(Records that describe figures)
==================================================

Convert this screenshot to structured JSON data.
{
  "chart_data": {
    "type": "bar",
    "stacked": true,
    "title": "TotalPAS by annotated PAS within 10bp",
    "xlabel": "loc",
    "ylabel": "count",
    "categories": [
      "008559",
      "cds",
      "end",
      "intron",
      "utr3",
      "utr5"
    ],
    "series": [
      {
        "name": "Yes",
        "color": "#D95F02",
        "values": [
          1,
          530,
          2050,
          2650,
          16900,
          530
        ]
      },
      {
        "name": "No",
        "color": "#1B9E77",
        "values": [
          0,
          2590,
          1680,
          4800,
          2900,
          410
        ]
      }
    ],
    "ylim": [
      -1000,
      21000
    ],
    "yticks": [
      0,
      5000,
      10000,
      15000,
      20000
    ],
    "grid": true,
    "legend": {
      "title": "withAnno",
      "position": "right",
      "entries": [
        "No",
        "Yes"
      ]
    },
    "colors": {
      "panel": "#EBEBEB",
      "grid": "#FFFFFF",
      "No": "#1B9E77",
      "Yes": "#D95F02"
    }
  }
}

==================================================

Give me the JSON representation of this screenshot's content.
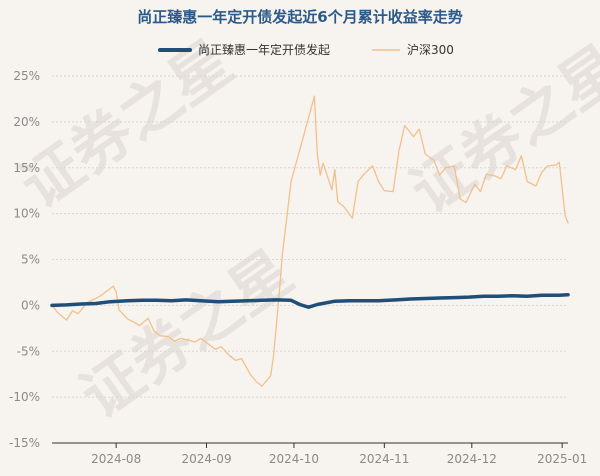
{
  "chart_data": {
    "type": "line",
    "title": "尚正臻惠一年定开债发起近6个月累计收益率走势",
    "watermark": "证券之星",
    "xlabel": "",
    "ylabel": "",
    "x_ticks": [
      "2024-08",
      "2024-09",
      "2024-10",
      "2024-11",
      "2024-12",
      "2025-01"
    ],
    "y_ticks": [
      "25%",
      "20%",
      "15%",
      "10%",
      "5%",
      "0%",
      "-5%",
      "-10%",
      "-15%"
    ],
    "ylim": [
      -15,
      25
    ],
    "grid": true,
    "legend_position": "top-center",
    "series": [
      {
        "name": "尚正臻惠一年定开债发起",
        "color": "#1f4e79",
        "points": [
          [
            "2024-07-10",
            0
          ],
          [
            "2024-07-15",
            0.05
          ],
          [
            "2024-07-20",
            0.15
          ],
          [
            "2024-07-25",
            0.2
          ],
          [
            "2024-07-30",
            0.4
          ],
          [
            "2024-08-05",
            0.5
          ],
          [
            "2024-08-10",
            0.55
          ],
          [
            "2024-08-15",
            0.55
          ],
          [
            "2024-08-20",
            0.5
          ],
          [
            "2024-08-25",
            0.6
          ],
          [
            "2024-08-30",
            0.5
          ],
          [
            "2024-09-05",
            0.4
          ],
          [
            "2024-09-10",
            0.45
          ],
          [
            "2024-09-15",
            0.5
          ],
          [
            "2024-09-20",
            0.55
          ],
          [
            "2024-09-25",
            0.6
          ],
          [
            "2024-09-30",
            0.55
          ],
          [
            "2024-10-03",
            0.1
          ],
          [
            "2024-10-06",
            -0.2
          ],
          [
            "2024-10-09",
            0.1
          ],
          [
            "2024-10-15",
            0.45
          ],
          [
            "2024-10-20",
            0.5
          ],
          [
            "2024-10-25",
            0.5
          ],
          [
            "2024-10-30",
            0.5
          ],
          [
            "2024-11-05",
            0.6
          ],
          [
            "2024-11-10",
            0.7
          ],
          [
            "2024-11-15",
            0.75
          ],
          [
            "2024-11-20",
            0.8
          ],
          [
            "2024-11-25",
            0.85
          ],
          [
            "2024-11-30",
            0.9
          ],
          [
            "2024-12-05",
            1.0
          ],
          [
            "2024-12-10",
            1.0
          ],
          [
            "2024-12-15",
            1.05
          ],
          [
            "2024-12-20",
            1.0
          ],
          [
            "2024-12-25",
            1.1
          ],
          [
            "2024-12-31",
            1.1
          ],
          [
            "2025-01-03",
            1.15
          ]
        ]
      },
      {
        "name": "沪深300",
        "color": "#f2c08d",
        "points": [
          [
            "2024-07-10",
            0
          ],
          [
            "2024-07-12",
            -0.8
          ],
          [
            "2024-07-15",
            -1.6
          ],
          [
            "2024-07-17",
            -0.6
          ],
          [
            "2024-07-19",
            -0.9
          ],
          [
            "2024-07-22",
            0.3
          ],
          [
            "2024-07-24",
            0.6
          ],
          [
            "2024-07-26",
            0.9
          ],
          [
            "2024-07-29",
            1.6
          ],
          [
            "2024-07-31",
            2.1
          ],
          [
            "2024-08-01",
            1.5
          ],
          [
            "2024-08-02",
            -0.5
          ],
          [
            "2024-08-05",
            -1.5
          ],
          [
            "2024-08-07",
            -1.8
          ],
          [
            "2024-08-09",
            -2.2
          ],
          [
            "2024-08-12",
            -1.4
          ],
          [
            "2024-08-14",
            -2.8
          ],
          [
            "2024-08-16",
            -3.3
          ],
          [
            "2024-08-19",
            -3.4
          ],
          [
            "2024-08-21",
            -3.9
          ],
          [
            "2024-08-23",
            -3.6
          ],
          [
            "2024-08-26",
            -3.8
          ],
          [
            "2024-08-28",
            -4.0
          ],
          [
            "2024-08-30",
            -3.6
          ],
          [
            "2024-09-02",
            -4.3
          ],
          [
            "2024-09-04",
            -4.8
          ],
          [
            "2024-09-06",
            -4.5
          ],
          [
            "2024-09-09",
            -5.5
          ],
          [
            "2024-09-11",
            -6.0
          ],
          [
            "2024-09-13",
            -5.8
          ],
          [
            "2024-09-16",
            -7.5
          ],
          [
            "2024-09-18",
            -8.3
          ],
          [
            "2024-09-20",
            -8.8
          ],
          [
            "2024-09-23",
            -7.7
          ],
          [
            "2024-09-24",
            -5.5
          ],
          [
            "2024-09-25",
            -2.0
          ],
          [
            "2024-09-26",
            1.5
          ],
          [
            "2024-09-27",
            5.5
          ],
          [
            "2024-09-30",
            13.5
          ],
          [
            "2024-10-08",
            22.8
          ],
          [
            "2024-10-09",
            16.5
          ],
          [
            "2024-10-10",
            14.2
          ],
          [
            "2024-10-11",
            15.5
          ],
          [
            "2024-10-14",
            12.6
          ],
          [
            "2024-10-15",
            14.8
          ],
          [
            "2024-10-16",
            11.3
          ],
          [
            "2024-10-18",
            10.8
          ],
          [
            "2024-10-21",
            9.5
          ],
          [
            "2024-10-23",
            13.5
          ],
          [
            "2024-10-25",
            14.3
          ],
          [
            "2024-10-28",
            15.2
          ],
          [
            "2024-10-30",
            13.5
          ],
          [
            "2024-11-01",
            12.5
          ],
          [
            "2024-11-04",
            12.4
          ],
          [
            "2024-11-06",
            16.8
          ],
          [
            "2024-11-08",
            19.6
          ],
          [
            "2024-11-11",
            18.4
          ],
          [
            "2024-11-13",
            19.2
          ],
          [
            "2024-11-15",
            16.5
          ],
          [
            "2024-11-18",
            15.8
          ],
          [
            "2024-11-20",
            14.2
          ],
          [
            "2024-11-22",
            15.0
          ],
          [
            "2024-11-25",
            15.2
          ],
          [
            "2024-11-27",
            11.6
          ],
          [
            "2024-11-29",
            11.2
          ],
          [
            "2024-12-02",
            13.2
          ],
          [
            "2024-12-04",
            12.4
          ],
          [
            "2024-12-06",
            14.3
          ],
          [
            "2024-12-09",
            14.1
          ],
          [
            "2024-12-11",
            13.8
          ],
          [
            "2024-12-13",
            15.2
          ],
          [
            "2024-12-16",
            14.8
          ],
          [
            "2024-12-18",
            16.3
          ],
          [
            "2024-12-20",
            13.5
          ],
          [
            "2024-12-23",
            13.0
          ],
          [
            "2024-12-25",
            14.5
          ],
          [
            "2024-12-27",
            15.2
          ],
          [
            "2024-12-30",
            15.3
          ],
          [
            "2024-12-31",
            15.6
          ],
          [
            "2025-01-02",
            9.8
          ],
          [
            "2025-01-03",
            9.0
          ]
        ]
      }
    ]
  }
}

==================================================

* **Goal**: Show every line from the listing above in which the string "title" appears.

* **Written solution**:
    "title": "TotalPAS by annotated PAS within 10bp",
      "title": "withAnno",
    "title": "尚正臻惠一年定开债发起近6个月累计收益率走势",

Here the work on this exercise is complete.